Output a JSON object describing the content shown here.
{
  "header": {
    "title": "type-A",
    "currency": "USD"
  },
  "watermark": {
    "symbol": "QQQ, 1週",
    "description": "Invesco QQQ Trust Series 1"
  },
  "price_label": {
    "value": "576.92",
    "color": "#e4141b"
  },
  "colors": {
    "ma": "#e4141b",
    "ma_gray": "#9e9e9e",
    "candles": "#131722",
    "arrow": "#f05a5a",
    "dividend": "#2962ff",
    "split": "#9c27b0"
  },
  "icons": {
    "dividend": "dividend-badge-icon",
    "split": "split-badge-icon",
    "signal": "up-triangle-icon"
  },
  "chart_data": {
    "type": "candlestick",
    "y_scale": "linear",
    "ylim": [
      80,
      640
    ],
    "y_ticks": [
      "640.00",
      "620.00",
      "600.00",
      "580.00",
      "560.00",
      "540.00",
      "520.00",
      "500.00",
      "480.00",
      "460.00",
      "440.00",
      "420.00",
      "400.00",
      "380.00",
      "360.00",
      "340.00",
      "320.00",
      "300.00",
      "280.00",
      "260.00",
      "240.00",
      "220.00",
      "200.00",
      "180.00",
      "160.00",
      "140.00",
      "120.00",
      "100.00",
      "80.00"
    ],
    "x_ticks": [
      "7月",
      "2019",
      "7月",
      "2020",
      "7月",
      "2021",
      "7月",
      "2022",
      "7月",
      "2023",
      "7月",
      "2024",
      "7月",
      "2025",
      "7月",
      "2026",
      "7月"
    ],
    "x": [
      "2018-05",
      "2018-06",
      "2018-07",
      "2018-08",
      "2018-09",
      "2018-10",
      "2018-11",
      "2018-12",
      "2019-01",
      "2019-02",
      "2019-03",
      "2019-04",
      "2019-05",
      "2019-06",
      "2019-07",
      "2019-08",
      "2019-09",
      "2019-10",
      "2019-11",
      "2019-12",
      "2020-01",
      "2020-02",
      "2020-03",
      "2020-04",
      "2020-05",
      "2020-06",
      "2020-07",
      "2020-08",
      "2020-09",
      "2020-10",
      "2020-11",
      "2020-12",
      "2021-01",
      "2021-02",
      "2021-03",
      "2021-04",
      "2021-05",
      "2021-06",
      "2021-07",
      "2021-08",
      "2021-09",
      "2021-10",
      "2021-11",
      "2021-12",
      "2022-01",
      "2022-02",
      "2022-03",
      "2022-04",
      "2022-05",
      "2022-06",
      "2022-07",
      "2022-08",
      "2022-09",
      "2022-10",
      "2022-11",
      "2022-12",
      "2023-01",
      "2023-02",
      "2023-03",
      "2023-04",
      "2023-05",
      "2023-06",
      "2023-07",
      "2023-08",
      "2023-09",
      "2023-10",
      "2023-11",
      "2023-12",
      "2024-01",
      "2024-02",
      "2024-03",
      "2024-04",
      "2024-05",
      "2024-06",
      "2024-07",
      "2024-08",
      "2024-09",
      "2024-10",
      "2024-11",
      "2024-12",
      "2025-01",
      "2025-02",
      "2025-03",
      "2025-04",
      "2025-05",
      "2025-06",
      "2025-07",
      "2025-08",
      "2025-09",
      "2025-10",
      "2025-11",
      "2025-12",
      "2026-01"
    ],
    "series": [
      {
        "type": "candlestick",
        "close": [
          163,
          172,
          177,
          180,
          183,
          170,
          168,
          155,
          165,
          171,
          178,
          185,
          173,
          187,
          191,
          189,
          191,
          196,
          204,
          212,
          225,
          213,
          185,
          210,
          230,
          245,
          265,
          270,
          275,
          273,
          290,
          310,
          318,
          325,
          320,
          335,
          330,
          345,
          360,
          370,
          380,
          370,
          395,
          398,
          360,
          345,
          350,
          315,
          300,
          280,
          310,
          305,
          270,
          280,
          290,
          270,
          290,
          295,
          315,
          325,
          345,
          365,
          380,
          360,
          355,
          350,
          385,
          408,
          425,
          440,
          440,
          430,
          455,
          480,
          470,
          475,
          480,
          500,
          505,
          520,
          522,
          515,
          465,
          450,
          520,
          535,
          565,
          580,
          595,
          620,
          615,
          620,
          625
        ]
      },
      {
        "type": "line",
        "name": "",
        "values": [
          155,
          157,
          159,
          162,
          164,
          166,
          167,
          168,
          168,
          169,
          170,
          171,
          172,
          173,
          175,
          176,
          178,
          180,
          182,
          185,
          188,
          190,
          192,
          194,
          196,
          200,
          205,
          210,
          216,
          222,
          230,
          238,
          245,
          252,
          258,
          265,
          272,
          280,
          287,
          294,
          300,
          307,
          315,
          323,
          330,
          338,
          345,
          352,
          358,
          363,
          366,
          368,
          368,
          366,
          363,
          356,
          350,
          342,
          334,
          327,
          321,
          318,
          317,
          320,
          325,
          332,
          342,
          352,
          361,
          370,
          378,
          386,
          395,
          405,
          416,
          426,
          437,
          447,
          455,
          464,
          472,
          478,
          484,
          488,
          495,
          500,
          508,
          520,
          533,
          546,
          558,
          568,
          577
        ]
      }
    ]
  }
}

[Required work]
Pull out each record as written and restate it exactly.

[Correct response]
Output a JSON object describing the content shown here.
{
  "header": {
    "title": "type-A",
    "currency": "USD"
  },
  "watermark": {
    "symbol": "QQQ, 1週",
    "description": "Invesco QQQ Trust Series 1"
  },
  "price_label": {
    "value": "576.92",
    "color": "#e4141b"
  },
  "colors": {
    "ma": "#e4141b",
    "ma_gray": "#9e9e9e",
    "candles": "#131722",
    "arrow": "#f05a5a",
    "dividend": "#2962ff",
    "split": "#9c27b0"
  },
  "icons": {
    "dividend": "dividend-badge-icon",
    "split": "split-badge-icon",
    "signal": "up-triangle-icon"
  },
  "chart_data": {
    "type": "candlestick",
    "y_scale": "linear",
    "ylim": [
      80,
      640
    ],
    "y_ticks": [
      "640.00",
      "620.00",
      "600.00",
      "580.00",
      "560.00",
      "540.00",
      "520.00",
      "500.00",
      "480.00",
      "460.00",
      "440.00",
      "420.00",
      "400.00",
      "380.00",
      "360.00",
      "340.00",
      "320.00",
      "300.00",
      "280.00",
      "260.00",
      "240.00",
      "220.00",
      "200.00",
      "180.00",
      "160.00",
      "140.00",
      "120.00",
      "100.00",
      "80.00"
    ],
    "x_ticks": [
      "7月",
      "2019",
      "7月",
      "2020",
      "7月",
      "2021",
      "7月",
      "2022",
      "7月",
      "2023",
      "7月",
      "2024",
      "7月",
      "2025",
      "7月",
      "2026",
      "7月"
    ],
    "x": [
      "2018-05",
      "2018-06",
      "2018-07",
      "2018-08",
      "2018-09",
      "2018-10",
      "2018-11",
      "2018-12",
      "2019-01",
      "2019-02",
      "2019-03",
      "2019-04",
      "2019-05",
      "2019-06",
      "2019-07",
      "2019-08",
      "2019-09",
      "2019-10",
      "2019-11",
      "2019-12",
      "2020-01",
      "2020-02",
      "2020-03",
      "2020-04",
      "2020-05",
      "2020-06",
      "2020-07",
      "2020-08",
      "2020-09",
      "2020-10",
      "2020-11",
      "2020-12",
      "2021-01",
      "2021-02",
      "2021-03",
      "2021-04",
      "2021-05",
      "2021-06",
      "2021-07",
      "2021-08",
      "2021-09",
      "2021-10",
      "2021-11",
      "2021-12",
      "2022-01",
      "2022-02",
      "2022-03",
      "2022-04",
      "2022-05",
      "2022-06",
      "2022-07",
      "2022-08",
      "2022-09",
      "2022-10",
      "2022-11",
      "2022-12",
      "2023-01",
      "2023-02",
      "2023-03",
      "2023-04",
      "2023-05",
      "2023-06",
      "2023-07",
      "2023-08",
      "2023-09",
      "2023-10",
      "2023-11",
      "2023-12",
      "2024-01",
      "2024-02",
      "2024-03",
      "2024-04",
      "2024-05",
      "2024-06",
      "2024-07",
      "2024-08",
      "2024-09",
      "2024-10",
      "2024-11",
      "2024-12",
      "2025-01",
      "2025-02",
      "2025-03",
      "2025-04",
      "2025-05",
      "2025-06",
      "2025-07",
      "2025-08",
      "2025-09",
      "2025-10",
      "2025-11",
      "2025-12",
      "2026-01"
    ],
    "series": [
      {
        "type": "candlestick",
        "close": [
          163,
          172,
          177,
          180,
          183,
          170,
          168,
          155,
          165,
          171,
          178,
          185,
          173,
          187,
          191,
          189,
          191,
          196,
          204,
          212,
          225,
          213,
          185,
          210,
          230,
          245,
          265,
          270,
          275,
          273,
          290,
          310,
          318,
          325,
          320,
          335,
          330,
          345,
          360,
          370,
          380,
          370,
          395,
          398,
          360,
          345,
          350,
          315,
          300,
          280,
          310,
          305,
          270,
          280,
          290,
          270,
          290,
          295,
          315,
          325,
          345,
          365,
          380,
          360,
          355,
          350,
          385,
          408,
          425,
          440,
          440,
          430,
          455,
          480,
          470,
          475,
          480,
          500,
          505,
          520,
          522,
          515,
          465,
          450,
          520,
          535,
          565,
          580,
          595,
          620,
          615,
          620,
          625
        ]
      },
      {
        "type": "line",
        "name": "",
        "values": [
          155,
          157,
          159,
          162,
          164,
          166,
          167,
          168,
          168,
          169,
          170,
          171,
          172,
          173,
          175,
          176,
          178,
          180,
          182,
          185,
          188,
          190,
          192,
          194,
          196,
          200,
          205,
          210,
          216,
          222,
          230,
          238,
          245,
          252,
          258,
          265,
          272,
          280,
          287,
          294,
          300,
          307,
          315,
          323,
          330,
          338,
          345,
          352,
          358,
          363,
          366,
          368,
          368,
          366,
          363,
          356,
          350,
          342,
          334,
          327,
          321,
          318,
          317,
          320,
          325,
          332,
          342,
          352,
          361,
          370,
          378,
          386,
          395,
          405,
          416,
          426,
          437,
          447,
          455,
          464,
          472,
          478,
          484,
          488,
          495,
          500,
          508,
          520,
          533,
          546,
          558,
          568,
          577
        ]
      }
    ]
  }
}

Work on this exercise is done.